Supplied records |
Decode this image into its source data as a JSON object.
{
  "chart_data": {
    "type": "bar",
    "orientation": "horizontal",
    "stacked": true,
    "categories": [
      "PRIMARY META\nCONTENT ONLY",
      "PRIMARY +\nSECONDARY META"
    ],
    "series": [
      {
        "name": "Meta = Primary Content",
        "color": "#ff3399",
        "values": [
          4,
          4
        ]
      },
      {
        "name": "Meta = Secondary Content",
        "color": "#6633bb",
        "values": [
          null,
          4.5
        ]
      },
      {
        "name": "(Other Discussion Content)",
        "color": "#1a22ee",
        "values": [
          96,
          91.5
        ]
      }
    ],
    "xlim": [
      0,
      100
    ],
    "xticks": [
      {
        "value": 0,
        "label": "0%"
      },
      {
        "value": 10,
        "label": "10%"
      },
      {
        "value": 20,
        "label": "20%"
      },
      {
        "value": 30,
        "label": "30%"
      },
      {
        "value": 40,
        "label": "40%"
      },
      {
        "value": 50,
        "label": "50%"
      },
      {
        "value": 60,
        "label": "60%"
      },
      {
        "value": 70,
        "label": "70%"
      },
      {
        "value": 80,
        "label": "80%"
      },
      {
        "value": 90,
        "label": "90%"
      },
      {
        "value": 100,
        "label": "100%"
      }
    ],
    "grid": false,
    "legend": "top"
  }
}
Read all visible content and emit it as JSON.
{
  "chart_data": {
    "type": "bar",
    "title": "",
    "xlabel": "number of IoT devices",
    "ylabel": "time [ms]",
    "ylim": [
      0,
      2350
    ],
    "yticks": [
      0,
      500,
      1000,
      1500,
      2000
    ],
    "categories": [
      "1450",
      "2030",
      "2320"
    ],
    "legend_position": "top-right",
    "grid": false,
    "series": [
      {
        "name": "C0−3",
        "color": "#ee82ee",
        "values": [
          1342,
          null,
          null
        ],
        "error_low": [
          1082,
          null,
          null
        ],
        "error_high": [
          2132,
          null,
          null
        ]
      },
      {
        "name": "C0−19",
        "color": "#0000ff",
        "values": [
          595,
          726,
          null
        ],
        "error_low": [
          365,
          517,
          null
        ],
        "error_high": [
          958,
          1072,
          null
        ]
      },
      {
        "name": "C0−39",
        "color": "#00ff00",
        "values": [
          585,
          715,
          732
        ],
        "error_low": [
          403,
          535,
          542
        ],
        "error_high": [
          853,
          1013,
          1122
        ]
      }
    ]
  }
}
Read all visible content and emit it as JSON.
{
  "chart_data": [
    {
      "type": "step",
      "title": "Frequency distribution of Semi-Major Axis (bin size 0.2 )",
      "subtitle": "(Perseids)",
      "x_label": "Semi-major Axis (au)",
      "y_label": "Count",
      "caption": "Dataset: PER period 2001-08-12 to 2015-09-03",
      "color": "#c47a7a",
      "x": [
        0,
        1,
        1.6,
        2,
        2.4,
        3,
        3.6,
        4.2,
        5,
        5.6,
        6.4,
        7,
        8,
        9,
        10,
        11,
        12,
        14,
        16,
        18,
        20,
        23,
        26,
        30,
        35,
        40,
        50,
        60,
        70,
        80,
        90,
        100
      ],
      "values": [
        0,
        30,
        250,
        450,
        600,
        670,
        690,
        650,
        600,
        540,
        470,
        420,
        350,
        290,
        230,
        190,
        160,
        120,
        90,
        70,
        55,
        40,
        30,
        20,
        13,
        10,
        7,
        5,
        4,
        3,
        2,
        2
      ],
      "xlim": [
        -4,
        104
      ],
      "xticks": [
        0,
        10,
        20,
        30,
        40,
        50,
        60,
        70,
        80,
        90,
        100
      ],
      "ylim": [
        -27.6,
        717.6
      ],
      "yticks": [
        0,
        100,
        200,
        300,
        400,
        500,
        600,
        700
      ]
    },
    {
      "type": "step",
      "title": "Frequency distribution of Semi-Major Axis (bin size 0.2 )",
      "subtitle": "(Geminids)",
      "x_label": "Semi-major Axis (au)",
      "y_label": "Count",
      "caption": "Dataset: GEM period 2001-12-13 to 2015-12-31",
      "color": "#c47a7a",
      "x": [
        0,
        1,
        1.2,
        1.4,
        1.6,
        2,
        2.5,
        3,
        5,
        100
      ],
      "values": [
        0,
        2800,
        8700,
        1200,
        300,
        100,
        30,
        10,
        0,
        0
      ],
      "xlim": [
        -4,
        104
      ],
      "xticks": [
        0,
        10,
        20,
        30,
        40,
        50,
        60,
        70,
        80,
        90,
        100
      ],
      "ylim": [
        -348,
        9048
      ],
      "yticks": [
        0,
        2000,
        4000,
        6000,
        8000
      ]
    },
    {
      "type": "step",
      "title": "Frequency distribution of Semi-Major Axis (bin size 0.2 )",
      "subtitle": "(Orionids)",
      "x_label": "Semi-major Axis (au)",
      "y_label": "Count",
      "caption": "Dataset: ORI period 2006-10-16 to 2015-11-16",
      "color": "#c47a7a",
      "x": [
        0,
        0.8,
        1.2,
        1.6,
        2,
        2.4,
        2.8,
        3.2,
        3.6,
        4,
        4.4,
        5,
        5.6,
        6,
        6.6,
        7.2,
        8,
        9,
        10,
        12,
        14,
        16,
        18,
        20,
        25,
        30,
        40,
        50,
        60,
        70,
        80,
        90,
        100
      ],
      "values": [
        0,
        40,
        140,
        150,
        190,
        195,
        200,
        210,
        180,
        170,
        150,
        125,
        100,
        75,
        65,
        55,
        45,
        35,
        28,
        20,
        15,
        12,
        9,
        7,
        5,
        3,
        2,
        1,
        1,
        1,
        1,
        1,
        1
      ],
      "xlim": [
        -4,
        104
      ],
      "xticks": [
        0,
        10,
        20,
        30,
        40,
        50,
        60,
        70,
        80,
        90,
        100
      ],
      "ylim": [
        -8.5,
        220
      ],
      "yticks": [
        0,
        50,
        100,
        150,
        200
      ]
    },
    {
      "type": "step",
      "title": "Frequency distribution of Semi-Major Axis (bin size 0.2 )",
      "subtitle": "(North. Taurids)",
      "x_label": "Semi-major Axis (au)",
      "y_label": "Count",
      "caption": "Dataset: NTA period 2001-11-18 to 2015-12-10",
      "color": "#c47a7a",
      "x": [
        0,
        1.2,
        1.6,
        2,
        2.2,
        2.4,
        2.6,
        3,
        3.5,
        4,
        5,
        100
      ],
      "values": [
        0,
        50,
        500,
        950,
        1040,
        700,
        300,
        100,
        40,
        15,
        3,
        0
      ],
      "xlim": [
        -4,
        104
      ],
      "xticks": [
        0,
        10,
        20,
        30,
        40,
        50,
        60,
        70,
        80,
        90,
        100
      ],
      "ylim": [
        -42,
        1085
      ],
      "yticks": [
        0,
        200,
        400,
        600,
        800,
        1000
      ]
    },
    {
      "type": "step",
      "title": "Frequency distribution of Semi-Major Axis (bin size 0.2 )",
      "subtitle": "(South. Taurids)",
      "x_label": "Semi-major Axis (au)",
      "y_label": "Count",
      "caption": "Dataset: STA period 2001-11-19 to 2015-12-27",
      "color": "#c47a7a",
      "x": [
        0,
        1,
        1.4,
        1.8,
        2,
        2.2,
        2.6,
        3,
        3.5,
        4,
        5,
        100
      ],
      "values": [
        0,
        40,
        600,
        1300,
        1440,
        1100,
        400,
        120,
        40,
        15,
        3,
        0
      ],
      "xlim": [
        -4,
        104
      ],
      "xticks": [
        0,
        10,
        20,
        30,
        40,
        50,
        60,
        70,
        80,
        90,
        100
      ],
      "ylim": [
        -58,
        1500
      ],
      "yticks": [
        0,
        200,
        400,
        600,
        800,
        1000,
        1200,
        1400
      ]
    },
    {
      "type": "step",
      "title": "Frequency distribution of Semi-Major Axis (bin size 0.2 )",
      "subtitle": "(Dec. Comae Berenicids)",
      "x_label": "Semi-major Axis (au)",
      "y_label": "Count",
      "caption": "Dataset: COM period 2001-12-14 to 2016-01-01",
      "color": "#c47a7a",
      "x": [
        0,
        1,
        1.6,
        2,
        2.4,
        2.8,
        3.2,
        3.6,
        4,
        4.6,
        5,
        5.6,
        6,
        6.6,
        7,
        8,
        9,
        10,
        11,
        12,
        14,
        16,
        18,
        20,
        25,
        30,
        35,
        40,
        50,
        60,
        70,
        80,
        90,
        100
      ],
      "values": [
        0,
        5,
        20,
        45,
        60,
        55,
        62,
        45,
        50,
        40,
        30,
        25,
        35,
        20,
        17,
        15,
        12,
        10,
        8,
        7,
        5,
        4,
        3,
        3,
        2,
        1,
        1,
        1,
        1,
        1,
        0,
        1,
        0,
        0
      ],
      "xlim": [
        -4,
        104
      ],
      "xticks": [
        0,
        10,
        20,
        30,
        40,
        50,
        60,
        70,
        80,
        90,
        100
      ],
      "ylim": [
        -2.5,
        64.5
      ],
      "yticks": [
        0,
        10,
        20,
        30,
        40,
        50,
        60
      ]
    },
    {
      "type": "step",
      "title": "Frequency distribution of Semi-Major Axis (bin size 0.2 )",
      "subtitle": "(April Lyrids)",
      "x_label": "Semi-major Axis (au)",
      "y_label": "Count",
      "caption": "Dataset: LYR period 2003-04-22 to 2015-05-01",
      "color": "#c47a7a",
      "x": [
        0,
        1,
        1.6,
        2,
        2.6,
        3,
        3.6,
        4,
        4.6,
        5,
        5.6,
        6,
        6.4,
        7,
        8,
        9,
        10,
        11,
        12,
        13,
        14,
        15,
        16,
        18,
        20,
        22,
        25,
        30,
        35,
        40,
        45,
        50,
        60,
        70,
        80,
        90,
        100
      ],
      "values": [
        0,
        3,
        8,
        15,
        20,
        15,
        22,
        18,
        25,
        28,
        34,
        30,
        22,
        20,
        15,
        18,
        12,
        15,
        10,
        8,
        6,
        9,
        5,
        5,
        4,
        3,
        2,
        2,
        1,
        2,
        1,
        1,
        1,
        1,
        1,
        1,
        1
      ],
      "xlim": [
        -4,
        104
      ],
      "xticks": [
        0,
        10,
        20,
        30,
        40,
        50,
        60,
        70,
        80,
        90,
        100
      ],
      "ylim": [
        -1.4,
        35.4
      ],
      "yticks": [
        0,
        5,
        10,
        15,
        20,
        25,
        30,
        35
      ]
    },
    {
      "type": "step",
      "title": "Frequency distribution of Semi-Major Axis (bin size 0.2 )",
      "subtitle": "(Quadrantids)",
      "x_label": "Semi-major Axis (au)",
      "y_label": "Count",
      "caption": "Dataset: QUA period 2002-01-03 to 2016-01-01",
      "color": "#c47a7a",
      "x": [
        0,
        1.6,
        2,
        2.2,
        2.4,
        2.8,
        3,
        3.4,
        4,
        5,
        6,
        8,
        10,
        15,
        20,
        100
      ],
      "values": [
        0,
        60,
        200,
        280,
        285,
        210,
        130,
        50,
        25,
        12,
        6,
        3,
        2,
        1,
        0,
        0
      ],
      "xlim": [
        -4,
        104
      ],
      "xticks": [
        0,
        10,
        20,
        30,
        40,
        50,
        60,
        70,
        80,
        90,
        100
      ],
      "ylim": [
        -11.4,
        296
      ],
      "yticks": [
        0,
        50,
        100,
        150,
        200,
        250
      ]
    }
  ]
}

Short exercise | Display every line of the listing that contains the string "period".

Completed task |
      "caption": "Dataset: PER period 2001-08-12 to 2015-09-03",
      "caption": "Dataset: GEM period 2001-12-13 to 2015-12-31",
      "caption": "Dataset: ORI period 2006-10-16 to 2015-11-16",
      "caption": "Dataset: NTA period 2001-11-18 to 2015-12-10",
      "caption": "Dataset: STA period 2001-11-19 to 2015-12-27",
      "caption": "Dataset: COM period 2001-12-14 to 2016-01-01",
      "caption": "Dataset: LYR period 2003-04-22 to 2015-05-01",
      "caption": "Dataset: QUA period 2002-01-03 to 2016-01-01",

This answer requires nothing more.